DESCRIPTION OF THE TASK – Comb through the entries for "screenshot" and pull out each line that holds it.

DATASET CONTENT –
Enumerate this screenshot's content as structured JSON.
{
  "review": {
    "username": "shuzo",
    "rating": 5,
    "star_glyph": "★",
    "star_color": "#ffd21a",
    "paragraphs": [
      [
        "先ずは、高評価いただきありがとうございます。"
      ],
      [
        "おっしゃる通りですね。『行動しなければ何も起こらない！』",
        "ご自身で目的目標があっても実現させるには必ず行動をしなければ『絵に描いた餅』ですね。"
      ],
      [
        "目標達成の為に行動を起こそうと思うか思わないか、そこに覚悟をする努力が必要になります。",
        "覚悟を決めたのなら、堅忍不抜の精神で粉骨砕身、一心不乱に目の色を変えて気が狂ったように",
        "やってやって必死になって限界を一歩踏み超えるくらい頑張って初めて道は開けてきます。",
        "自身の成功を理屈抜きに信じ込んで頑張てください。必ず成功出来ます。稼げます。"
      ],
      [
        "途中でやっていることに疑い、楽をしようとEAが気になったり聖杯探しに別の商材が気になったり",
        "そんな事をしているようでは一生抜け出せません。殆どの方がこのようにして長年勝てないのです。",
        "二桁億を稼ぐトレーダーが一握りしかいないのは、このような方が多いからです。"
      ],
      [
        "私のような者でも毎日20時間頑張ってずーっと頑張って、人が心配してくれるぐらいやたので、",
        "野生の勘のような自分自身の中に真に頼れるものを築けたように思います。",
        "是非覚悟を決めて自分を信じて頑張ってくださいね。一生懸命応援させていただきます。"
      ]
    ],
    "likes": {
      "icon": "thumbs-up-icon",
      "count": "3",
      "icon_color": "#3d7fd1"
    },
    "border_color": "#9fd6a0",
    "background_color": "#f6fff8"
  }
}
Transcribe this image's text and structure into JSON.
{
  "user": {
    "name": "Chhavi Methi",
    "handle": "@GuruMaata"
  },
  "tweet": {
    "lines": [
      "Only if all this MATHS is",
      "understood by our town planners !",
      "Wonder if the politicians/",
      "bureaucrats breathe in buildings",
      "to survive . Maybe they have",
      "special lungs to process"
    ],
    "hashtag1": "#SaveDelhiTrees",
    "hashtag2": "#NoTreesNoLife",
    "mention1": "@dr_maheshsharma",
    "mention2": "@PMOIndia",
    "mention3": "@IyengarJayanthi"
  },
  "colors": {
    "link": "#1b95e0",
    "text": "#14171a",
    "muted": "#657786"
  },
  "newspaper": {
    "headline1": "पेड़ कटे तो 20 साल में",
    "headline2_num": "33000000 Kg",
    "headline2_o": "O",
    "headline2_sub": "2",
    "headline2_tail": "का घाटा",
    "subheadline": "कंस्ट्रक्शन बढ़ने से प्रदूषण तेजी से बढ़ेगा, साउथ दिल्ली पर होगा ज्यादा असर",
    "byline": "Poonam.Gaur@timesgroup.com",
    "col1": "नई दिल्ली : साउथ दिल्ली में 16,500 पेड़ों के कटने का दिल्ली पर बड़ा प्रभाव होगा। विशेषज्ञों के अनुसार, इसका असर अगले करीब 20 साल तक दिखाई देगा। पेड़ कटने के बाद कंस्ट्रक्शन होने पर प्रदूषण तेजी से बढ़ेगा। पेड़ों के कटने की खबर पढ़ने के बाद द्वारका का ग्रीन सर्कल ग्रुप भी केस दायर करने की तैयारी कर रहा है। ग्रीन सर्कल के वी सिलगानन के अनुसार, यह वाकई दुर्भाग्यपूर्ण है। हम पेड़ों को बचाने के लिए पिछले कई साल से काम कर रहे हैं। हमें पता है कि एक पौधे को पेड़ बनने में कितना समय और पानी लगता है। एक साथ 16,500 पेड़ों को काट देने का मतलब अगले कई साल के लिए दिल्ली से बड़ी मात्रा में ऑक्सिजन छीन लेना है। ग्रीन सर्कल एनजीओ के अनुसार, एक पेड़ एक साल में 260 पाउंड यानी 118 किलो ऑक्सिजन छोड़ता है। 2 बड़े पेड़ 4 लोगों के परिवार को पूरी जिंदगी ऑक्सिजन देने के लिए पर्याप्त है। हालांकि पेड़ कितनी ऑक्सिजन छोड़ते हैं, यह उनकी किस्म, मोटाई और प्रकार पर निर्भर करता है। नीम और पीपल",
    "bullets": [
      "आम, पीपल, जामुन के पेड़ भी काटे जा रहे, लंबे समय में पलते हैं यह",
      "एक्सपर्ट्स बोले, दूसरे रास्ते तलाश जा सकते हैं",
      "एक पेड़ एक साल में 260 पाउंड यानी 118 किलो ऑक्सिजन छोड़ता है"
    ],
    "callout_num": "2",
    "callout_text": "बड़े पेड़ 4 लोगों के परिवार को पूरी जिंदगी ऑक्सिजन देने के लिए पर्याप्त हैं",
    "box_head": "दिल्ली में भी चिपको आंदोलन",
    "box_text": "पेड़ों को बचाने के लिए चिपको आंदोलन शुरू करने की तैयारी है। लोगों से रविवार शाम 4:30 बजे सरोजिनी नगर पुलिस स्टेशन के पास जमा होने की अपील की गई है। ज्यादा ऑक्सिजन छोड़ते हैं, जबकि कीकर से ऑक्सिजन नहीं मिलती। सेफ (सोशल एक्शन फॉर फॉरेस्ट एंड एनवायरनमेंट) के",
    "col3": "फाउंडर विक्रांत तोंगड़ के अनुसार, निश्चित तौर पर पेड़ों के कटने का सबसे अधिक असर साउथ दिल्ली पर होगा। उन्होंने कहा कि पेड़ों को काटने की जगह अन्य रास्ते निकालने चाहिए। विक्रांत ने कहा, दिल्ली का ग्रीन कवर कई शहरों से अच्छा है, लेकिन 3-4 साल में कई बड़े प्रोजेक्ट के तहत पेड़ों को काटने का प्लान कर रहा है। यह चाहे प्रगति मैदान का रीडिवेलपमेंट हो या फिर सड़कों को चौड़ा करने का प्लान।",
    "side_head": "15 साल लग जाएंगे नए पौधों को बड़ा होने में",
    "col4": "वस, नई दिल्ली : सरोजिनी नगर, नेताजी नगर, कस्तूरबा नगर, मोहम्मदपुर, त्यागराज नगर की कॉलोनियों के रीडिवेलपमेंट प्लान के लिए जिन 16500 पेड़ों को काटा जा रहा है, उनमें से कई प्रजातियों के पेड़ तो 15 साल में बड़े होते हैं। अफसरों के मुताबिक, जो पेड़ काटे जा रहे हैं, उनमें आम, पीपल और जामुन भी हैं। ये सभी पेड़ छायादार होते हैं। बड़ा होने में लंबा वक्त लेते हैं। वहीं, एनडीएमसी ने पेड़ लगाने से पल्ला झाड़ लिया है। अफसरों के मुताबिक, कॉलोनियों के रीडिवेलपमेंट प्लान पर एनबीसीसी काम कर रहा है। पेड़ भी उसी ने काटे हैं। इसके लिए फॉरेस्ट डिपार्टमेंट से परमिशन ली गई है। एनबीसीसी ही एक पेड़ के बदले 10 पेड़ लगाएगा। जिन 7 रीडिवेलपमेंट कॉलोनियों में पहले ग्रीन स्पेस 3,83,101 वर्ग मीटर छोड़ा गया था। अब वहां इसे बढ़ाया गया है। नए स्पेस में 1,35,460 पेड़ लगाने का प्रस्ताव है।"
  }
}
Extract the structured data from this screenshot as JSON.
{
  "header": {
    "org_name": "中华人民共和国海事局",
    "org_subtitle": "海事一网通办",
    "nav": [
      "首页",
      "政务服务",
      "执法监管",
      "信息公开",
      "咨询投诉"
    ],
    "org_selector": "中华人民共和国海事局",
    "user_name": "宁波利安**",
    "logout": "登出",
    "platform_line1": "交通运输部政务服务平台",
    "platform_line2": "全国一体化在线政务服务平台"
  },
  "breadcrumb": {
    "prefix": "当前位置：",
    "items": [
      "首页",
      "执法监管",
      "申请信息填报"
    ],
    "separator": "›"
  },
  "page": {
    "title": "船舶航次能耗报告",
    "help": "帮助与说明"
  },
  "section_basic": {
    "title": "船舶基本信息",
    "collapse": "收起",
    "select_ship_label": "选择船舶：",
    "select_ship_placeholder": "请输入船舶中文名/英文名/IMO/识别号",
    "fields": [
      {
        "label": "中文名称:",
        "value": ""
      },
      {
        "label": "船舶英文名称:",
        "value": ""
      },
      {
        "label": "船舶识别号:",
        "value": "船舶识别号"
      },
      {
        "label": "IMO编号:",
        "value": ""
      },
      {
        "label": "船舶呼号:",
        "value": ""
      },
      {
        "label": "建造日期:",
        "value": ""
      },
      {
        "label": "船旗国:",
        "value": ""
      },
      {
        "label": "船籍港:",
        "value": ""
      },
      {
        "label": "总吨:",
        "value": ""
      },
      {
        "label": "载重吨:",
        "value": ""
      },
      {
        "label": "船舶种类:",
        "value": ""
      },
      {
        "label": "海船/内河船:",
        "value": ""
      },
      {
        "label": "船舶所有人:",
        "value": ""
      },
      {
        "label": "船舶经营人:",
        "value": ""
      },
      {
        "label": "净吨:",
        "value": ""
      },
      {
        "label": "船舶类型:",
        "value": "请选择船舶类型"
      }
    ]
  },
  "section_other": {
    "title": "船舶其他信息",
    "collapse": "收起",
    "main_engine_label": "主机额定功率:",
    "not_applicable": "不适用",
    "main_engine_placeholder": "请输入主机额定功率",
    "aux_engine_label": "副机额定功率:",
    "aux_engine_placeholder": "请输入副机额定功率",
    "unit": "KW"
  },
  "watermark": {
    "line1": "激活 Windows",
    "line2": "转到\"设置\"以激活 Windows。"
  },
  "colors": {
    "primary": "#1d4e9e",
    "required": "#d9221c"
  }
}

IN RESPONSE –
Enumerate this screenshot's content as structured JSON.
Extract the structured data from this screenshot as JSON.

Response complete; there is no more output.